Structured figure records
++++++++

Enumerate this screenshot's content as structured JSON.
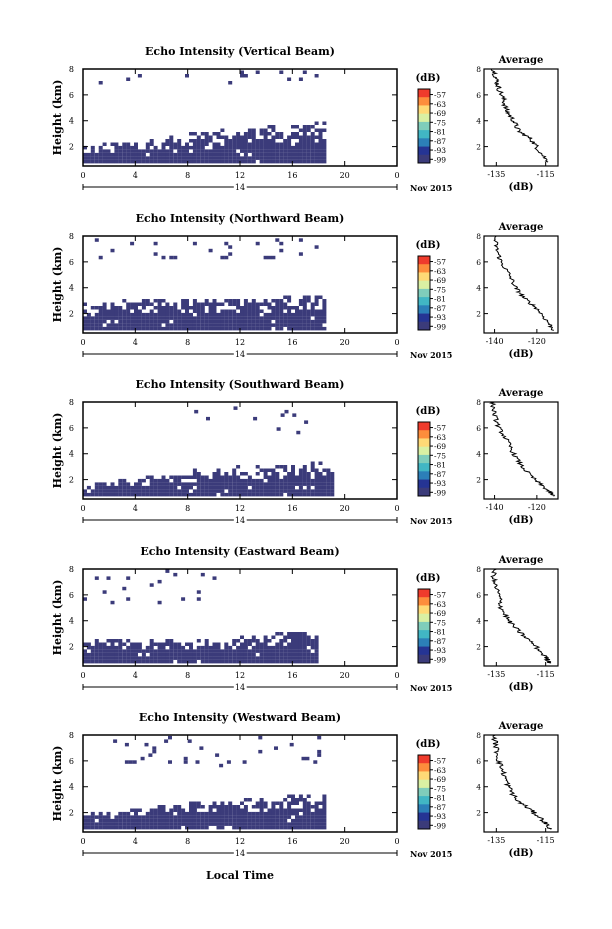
{
  "figure": {
    "x_axis_title": "Local Time",
    "date_label": "Nov 2015",
    "day_label": "14",
    "colorbar_unit": "(dB)",
    "colorbar_ticks": [
      "-57",
      "-63",
      "-69",
      "-75",
      "-81",
      "-87",
      "-93",
      "-99"
    ],
    "colorbar_colors": [
      "#ef3b2c",
      "#fd8d3c",
      "#fed976",
      "#d9f0a3",
      "#7fcdbb",
      "#41b6c4",
      "#2c7fb8",
      "#253494",
      "#3b3b7a"
    ]
  },
  "chart_data": [
    {
      "type": "heatmap",
      "title": "Echo Intensity (Vertical Beam)",
      "ylabel": "Height (km)",
      "xlim": [
        0,
        24
      ],
      "ylim": [
        0.5,
        8
      ],
      "x_ticks": [
        "0",
        "4",
        "8",
        "12",
        "16",
        "20",
        "0"
      ],
      "y_ticks": [
        "2",
        "4",
        "6",
        "8"
      ],
      "echo_regions": [
        {
          "layer": "lower",
          "t_start": 0,
          "t_end": 18.5,
          "h_start": 0.7,
          "top_profile": [
            [
              0,
              2.0
            ],
            [
              4,
              2.2
            ],
            [
              8,
              2.9
            ],
            [
              12,
              3.3
            ],
            [
              16,
              3.5
            ],
            [
              18,
              3.8
            ]
          ]
        },
        {
          "layer": "upper sparse",
          "t_start": 0,
          "t_end": 18,
          "h_start": 6.8,
          "h_end": 7.8
        }
      ],
      "profile": {
        "title": "Average",
        "xlabel": "(dB)",
        "x_ticks": [
          "-135",
          "-115"
        ],
        "xlim": [
          -140,
          -110
        ],
        "points": [
          [
            -136,
            8
          ],
          [
            -135,
            7.2
          ],
          [
            -134,
            6.5
          ],
          [
            -132,
            5.6
          ],
          [
            -131,
            4.8
          ],
          [
            -128,
            4.0
          ],
          [
            -126,
            3.2
          ],
          [
            -121,
            2.6
          ],
          [
            -118,
            1.8
          ],
          [
            -114,
            0.8
          ]
        ]
      }
    },
    {
      "type": "heatmap",
      "title": "Echo Intensity (Northward Beam)",
      "ylabel": "Height (km)",
      "xlim": [
        0,
        24
      ],
      "ylim": [
        0.5,
        8
      ],
      "x_ticks": [
        "0",
        "4",
        "8",
        "12",
        "16",
        "20",
        "0"
      ],
      "y_ticks": [
        "2",
        "4",
        "6",
        "8"
      ],
      "echo_regions": [
        {
          "layer": "lower",
          "t_start": 0,
          "t_end": 18.5,
          "h_start": 0.7,
          "top_profile": [
            [
              0,
              2.6
            ],
            [
              4,
              3.0
            ],
            [
              8,
              3.0
            ],
            [
              12,
              3.0
            ],
            [
              16,
              3.2
            ],
            [
              18,
              3.4
            ]
          ]
        },
        {
          "layer": "upper sparse",
          "t_start": 0,
          "t_end": 18,
          "h_start": 6.2,
          "h_end": 7.8
        }
      ],
      "profile": {
        "title": "Average",
        "xlabel": "(dB)",
        "x_ticks": [
          "-140",
          "-120"
        ],
        "xlim": [
          -145,
          -110
        ],
        "points": [
          [
            -140,
            8
          ],
          [
            -139,
            7.0
          ],
          [
            -137,
            6.0
          ],
          [
            -133,
            5.0
          ],
          [
            -130,
            4.0
          ],
          [
            -126,
            3.2
          ],
          [
            -120,
            2.4
          ],
          [
            -115,
            1.4
          ],
          [
            -112,
            0.7
          ]
        ]
      }
    },
    {
      "type": "heatmap",
      "title": "Echo Intensity (Southward Beam)",
      "ylabel": "Height (km)",
      "xlim": [
        0,
        24
      ],
      "ylim": [
        0.5,
        8
      ],
      "x_ticks": [
        "0",
        "4",
        "8",
        "12",
        "16",
        "20",
        "0"
      ],
      "y_ticks": [
        "2",
        "4",
        "6",
        "8"
      ],
      "echo_regions": [
        {
          "layer": "lower",
          "t_start": 0,
          "t_end": 19,
          "h_start": 0.7,
          "top_profile": [
            [
              0,
              1.6
            ],
            [
              4,
              2.0
            ],
            [
              8,
              2.6
            ],
            [
              12,
              3.0
            ],
            [
              16,
              3.1
            ],
            [
              19,
              3.2
            ]
          ]
        },
        {
          "layer": "upper sparse",
          "t_start": 7,
          "t_end": 17,
          "h_start": 5.5,
          "h_end": 7.8
        }
      ],
      "profile": {
        "title": "Average",
        "xlabel": "(dB)",
        "x_ticks": [
          "-140",
          "-120"
        ],
        "xlim": [
          -145,
          -110
        ],
        "points": [
          [
            -141,
            8
          ],
          [
            -140,
            7.0
          ],
          [
            -138,
            6.0
          ],
          [
            -134,
            5.0
          ],
          [
            -131,
            4.0
          ],
          [
            -127,
            3.0
          ],
          [
            -121,
            2.0
          ],
          [
            -115,
            1.2
          ],
          [
            -112,
            0.7
          ]
        ]
      }
    },
    {
      "type": "heatmap",
      "title": "Echo Intensity (Eastward Beam)",
      "ylabel": "Height (km)",
      "xlim": [
        0,
        24
      ],
      "ylim": [
        0.5,
        8
      ],
      "x_ticks": [
        "0",
        "4",
        "8",
        "12",
        "16",
        "20",
        "0"
      ],
      "y_ticks": [
        "2",
        "4",
        "6",
        "8"
      ],
      "echo_regions": [
        {
          "layer": "lower",
          "t_start": 0,
          "t_end": 18,
          "h_start": 0.7,
          "top_profile": [
            [
              0,
              2.3
            ],
            [
              4,
              2.4
            ],
            [
              8,
              2.3
            ],
            [
              12,
              2.6
            ],
            [
              16,
              3.0
            ],
            [
              18,
              3.0
            ]
          ]
        },
        {
          "layer": "upper sparse",
          "t_start": 0,
          "t_end": 10,
          "h_start": 5.0,
          "h_end": 7.8
        }
      ],
      "profile": {
        "title": "Average",
        "xlabel": "(dB)",
        "x_ticks": [
          "-135",
          "-115"
        ],
        "xlim": [
          -140,
          -110
        ],
        "points": [
          [
            -136,
            8
          ],
          [
            -136,
            7.0
          ],
          [
            -134,
            6.0
          ],
          [
            -133,
            5.0
          ],
          [
            -130,
            4.0
          ],
          [
            -126,
            3.2
          ],
          [
            -120,
            2.2
          ],
          [
            -115,
            1.2
          ],
          [
            -113,
            0.7
          ]
        ]
      }
    },
    {
      "type": "heatmap",
      "title": "Echo Intensity (Westward Beam)",
      "ylabel": "Height (km)",
      "xlim": [
        0,
        24
      ],
      "ylim": [
        0.5,
        8
      ],
      "x_ticks": [
        "0",
        "4",
        "8",
        "12",
        "16",
        "20",
        "0"
      ],
      "y_ticks": [
        "2",
        "4",
        "6",
        "8"
      ],
      "echo_regions": [
        {
          "layer": "lower",
          "t_start": 0,
          "t_end": 18.5,
          "h_start": 0.7,
          "top_profile": [
            [
              0,
              1.8
            ],
            [
              4,
              2.2
            ],
            [
              8,
              2.6
            ],
            [
              12,
              2.9
            ],
            [
              16,
              3.2
            ],
            [
              18,
              3.3
            ]
          ]
        },
        {
          "layer": "upper sparse",
          "t_start": 2,
          "t_end": 18,
          "h_start": 5.5,
          "h_end": 7.8
        }
      ],
      "profile": {
        "title": "Average",
        "xlabel": "(dB)",
        "x_ticks": [
          "-135",
          "-115"
        ],
        "xlim": [
          -140,
          -110
        ],
        "points": [
          [
            -136,
            8
          ],
          [
            -135,
            7.0
          ],
          [
            -134,
            6.0
          ],
          [
            -132,
            5.0
          ],
          [
            -130,
            4.0
          ],
          [
            -127,
            3.0
          ],
          [
            -121,
            2.2
          ],
          [
            -116,
            1.4
          ],
          [
            -113,
            0.7
          ]
        ]
      }
    }
  ]
}
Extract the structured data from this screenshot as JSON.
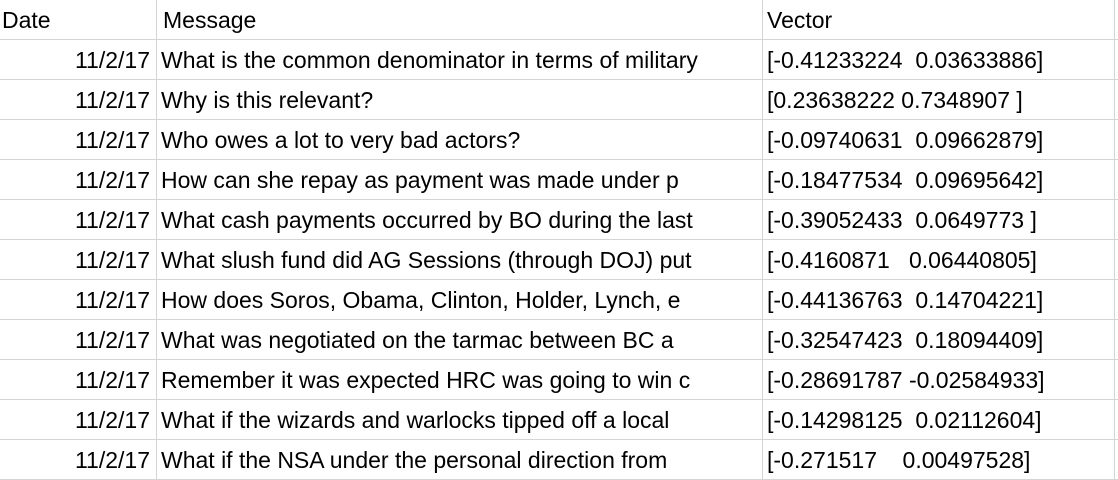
{
  "headers": {
    "date": "Date",
    "message": "Message",
    "vector": "Vector"
  },
  "rows": [
    {
      "date": "11/2/17",
      "message": "What is the common denominator in terms of military",
      "vector": "[-0.41233224  0.03633886]"
    },
    {
      "date": "11/2/17",
      "message": "Why is this relevant?",
      "vector": "[0.23638222 0.7348907 ]"
    },
    {
      "date": "11/2/17",
      "message": "Who owes a lot to very bad actors?",
      "vector": "[-0.09740631  0.09662879]"
    },
    {
      "date": "11/2/17",
      "message": "How can she repay as payment was made under p",
      "vector": "[-0.18477534  0.09695642]"
    },
    {
      "date": "11/2/17",
      "message": "What cash payments occurred by BO during the last",
      "vector": "[-0.39052433  0.0649773 ]"
    },
    {
      "date": "11/2/17",
      "message": "What slush fund did AG Sessions (through DOJ) put",
      "vector": "[-0.4160871   0.06440805]"
    },
    {
      "date": "11/2/17",
      "message": "How does Soros, Obama, Clinton, Holder, Lynch, e",
      "vector": "[-0.44136763  0.14704221]"
    },
    {
      "date": "11/2/17",
      "message": "What was negotiated on the tarmac between BC a",
      "vector": "[-0.32547423  0.18094409]"
    },
    {
      "date": "11/2/17",
      "message": "Remember it was expected HRC was going to win c",
      "vector": "[-0.28691787 -0.02584933]"
    },
    {
      "date": "11/2/17",
      "message": "What if the wizards and warlocks tipped off a local",
      "vector": "[-0.14298125  0.02112604]"
    },
    {
      "date": "11/2/17",
      "message": "What if the NSA under the personal direction from",
      "vector": "[-0.271517    0.00497528]"
    }
  ]
}
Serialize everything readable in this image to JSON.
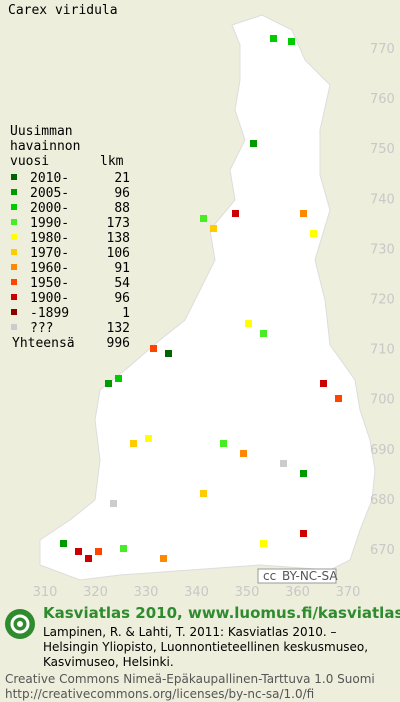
{
  "title": "Carex viridula",
  "legend": {
    "heading": [
      "Uusimman",
      "havainnon",
      "vuosi"
    ],
    "count_heading": "lkm",
    "rows": [
      {
        "label": "2010-",
        "count": 21,
        "color": "#006400"
      },
      {
        "label": "2005-",
        "count": 96,
        "color": "#009900"
      },
      {
        "label": "2000-",
        "count": 88,
        "color": "#00cc00"
      },
      {
        "label": "1990-",
        "count": 173,
        "color": "#44ee22"
      },
      {
        "label": "1980-",
        "count": 138,
        "color": "#ffff00"
      },
      {
        "label": "1970-",
        "count": 106,
        "color": "#ffcc00"
      },
      {
        "label": "1960-",
        "count": 91,
        "color": "#ff8800"
      },
      {
        "label": "1950-",
        "count": 54,
        "color": "#ff4400"
      },
      {
        "label": "1900-",
        "count": 96,
        "color": "#cc0000"
      },
      {
        "label": "-1899",
        "count": 1,
        "color": "#880000"
      },
      {
        "label": "???",
        "count": 132,
        "color": "#cccccc"
      }
    ],
    "total_label": "Yhteensä",
    "total": 996
  },
  "map": {
    "yticks": [
      770,
      760,
      750,
      740,
      730,
      720,
      710,
      700,
      690,
      680,
      670
    ],
    "xticks": [
      310,
      320,
      330,
      340,
      350,
      360,
      370
    ]
  },
  "badge": {
    "cc": "cc",
    "license": "BY-NC-SA"
  },
  "footer": {
    "site": "Kasviatlas 2010, www.luomus.fi/kasviatlas",
    "citation": [
      "Lampinen, R. & Lahti, T. 2011: Kasviatlas 2010. –",
      "Helsingin Yliopisto, Luonnontieteellinen keskusmuseo,",
      "Kasvimuseo, Helsinki."
    ],
    "license": [
      "Creative Commons Nimeä-Epäkaupallinen-Tarttuva 1.0 Suomi",
      "http://creativecommons.org/licenses/by-nc-sa/1.0/fi"
    ]
  }
}
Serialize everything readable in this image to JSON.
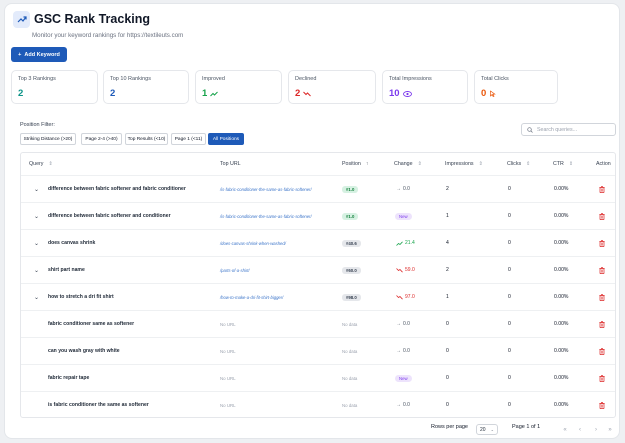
{
  "header": {
    "title": "GSC Rank Tracking",
    "subtitle": "Monitor your keyword rankings for https://textileuts.com",
    "icon": "trend-up-icon",
    "accent": "#1e5ab8"
  },
  "add_button": "Add Keyword",
  "stats": [
    {
      "label": "Top 3 Rankings",
      "value": "2",
      "color": "#0d9488",
      "icon": ""
    },
    {
      "label": "Top 10 Rankings",
      "value": "2",
      "color": "#1e5ab8",
      "icon": ""
    },
    {
      "label": "Improved",
      "value": "1",
      "color": "#16a34a",
      "icon": "trend-up-icon"
    },
    {
      "label": "Declined",
      "value": "2",
      "color": "#dc2626",
      "icon": "trend-down-icon"
    },
    {
      "label": "Total Impressions",
      "value": "10",
      "color": "#7c3aed",
      "icon": "eye-icon"
    },
    {
      "label": "Total Clicks",
      "value": "0",
      "color": "#ea580c",
      "icon": "click-icon"
    }
  ],
  "filter": {
    "label": "Position Filter:",
    "chips": [
      "Striking Distance (>20)",
      "Page 2-4 (>40)",
      "Top Results (<10)",
      "Page 1 (<11)",
      "All Positions"
    ],
    "active": 4
  },
  "search": {
    "placeholder": "Search queries..."
  },
  "columns": [
    "Query",
    "Top URL",
    "Position",
    "Change",
    "Impressions",
    "Clicks",
    "CTR",
    "Action"
  ],
  "rows": [
    {
      "expand": true,
      "query": "difference between fabric softener and fabric conditioner",
      "url": "/is-fabric-conditioner-the-same-as-fabric-softener/",
      "position": "#1.0",
      "pos_style": "green",
      "change": "0.0",
      "change_type": "neutral",
      "impressions": "2",
      "clicks": "0",
      "ctr": "0.00%"
    },
    {
      "expand": true,
      "query": "difference between fabric softener and conditioner",
      "url": "/is-fabric-conditioner-the-same-as-fabric-softener/",
      "position": "#1.0",
      "pos_style": "green",
      "change": "New",
      "change_type": "new",
      "impressions": "1",
      "clicks": "0",
      "ctr": "0.00%"
    },
    {
      "expand": true,
      "query": "does canvas shrink",
      "url": "/does-canvas-shrink-when-washed/",
      "position": "#40.6",
      "pos_style": "gray",
      "change": "21.4",
      "change_type": "up",
      "impressions": "4",
      "clicks": "0",
      "ctr": "0.00%"
    },
    {
      "expand": true,
      "query": "shirt part name",
      "url": "/parts-of-a-shirt/",
      "position": "#60.0",
      "pos_style": "gray",
      "change": "59.0",
      "change_type": "down",
      "impressions": "2",
      "clicks": "0",
      "ctr": "0.00%"
    },
    {
      "expand": true,
      "query": "how to stretch a dri fit shirt",
      "url": "/how-to-make-a-dri-fit-shirt-bigger/",
      "position": "#98.0",
      "pos_style": "gray",
      "change": "97.0",
      "change_type": "down",
      "impressions": "1",
      "clicks": "0",
      "ctr": "0.00%"
    },
    {
      "expand": false,
      "query": "fabric conditioner same as softener",
      "url": "No URL",
      "position": "No data",
      "pos_style": "none",
      "change": "0.0",
      "change_type": "neutral",
      "impressions": "0",
      "clicks": "0",
      "ctr": "0.00%"
    },
    {
      "expand": false,
      "query": "can you wash gray with white",
      "url": "No URL",
      "position": "No data",
      "pos_style": "none",
      "change": "0.0",
      "change_type": "neutral",
      "impressions": "0",
      "clicks": "0",
      "ctr": "0.00%"
    },
    {
      "expand": false,
      "query": "fabric repair tape",
      "url": "No URL",
      "position": "No data",
      "pos_style": "none",
      "change": "New",
      "change_type": "new",
      "impressions": "0",
      "clicks": "0",
      "ctr": "0.00%"
    },
    {
      "expand": false,
      "query": "is fabric conditioner the same as softener",
      "url": "No URL",
      "position": "No data",
      "pos_style": "none",
      "change": "0.0",
      "change_type": "neutral",
      "impressions": "0",
      "clicks": "0",
      "ctr": "0.00%"
    }
  ],
  "pagination": {
    "rows_per_page_label": "Rows per page",
    "rows_per_page": "20",
    "page_info": "Page 1 of 1"
  }
}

++++++++

**DIRECTIONS**
State how many lines above include the word "vector", and nothing more.

**EXERCISE RESPONSE**
12